**The request**
Look for the string "Damien" in the lines and copy each line that has it.

**Records for the task**
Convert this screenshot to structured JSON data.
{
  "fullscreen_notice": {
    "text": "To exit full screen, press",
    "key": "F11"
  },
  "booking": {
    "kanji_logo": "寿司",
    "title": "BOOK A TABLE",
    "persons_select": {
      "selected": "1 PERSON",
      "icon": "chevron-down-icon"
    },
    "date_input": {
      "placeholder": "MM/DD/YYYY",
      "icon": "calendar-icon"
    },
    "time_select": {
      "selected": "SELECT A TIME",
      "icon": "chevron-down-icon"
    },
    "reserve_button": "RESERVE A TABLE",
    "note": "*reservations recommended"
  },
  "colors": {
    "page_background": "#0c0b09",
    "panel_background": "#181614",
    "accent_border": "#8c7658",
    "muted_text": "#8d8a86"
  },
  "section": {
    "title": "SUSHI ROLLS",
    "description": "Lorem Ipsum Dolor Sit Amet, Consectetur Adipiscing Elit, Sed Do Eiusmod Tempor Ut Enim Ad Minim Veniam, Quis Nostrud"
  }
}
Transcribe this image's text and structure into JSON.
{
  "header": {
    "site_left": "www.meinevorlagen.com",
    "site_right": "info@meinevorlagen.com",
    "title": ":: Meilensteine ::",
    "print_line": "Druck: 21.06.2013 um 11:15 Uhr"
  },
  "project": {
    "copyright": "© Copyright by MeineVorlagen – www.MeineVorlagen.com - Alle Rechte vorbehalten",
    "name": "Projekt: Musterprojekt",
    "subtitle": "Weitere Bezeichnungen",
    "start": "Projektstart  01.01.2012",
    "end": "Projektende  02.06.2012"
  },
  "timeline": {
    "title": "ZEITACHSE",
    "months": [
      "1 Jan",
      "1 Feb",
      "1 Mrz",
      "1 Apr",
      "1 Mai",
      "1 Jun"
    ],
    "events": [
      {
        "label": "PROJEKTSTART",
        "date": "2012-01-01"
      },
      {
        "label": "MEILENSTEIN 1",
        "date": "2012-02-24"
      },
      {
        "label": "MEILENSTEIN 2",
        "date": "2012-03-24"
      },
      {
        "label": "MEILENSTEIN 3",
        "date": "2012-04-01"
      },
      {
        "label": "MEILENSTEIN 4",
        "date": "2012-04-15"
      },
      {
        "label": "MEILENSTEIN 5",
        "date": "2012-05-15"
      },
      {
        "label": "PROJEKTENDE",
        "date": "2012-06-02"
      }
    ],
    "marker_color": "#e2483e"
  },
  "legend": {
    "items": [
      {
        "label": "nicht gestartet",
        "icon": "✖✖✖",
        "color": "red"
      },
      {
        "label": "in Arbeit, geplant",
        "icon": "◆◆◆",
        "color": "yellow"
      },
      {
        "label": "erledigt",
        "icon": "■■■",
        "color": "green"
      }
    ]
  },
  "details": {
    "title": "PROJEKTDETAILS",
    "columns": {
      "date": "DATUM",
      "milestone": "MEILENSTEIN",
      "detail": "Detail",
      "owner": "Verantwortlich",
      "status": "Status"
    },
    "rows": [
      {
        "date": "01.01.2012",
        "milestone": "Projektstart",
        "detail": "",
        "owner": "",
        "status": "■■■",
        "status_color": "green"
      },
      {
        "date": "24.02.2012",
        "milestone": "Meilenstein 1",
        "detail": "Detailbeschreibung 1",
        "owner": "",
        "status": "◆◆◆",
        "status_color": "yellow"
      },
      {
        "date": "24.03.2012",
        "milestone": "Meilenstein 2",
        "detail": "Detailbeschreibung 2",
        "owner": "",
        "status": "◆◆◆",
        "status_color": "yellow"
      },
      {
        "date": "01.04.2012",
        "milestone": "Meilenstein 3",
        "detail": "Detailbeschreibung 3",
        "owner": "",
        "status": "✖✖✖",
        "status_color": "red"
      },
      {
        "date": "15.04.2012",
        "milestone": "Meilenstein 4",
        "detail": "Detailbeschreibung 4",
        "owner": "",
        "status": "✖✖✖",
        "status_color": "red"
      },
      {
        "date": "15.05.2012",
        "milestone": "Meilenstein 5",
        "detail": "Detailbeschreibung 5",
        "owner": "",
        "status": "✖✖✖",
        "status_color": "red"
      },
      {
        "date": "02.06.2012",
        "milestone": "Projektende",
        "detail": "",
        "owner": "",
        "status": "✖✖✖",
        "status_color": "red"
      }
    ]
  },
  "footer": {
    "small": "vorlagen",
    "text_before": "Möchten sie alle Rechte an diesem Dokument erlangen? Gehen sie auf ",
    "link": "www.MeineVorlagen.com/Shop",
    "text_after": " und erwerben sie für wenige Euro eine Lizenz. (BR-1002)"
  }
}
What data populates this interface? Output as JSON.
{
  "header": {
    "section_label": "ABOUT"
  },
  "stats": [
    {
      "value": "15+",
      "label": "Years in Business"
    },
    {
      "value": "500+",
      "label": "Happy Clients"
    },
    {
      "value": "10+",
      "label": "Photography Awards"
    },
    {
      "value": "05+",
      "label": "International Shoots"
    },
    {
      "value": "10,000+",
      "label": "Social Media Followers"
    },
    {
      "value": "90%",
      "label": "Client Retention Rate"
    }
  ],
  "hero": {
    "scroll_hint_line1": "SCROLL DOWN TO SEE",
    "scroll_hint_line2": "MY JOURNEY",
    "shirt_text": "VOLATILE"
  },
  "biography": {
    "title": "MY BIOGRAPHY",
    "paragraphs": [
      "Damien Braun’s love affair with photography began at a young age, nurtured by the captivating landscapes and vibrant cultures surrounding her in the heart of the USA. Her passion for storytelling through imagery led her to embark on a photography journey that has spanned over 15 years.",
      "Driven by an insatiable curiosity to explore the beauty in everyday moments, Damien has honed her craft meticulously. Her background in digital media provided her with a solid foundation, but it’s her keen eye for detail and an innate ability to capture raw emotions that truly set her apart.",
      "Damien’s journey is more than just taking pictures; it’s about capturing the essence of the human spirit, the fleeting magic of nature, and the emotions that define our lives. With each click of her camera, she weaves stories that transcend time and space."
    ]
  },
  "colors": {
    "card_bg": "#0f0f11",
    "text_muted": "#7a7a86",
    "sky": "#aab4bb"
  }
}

**In response**
      "Damien Braun’s love affair with photography began at a young age, nurtured by the captivating landscapes and vibrant cultures surrounding her in the heart of the USA. Her passion for storytelling through imagery led her to embark on a photography journey that has spanned over 15 years.",
      "Driven by an insatiable curiosity to explore the beauty in everyday moments, Damien has honed her craft meticulously. Her background in digital media provided her with a solid foundation, but it’s her keen eye for detail and an innate ability to capture raw emotions that truly set her apart.",
      "Damien’s journey is more than just taking pictures; it’s about capturing the essence of the human spirit, the fleeting magic of nature, and the emotions that define our lives. With each click of her camera, she weaves stories that transcend time and space."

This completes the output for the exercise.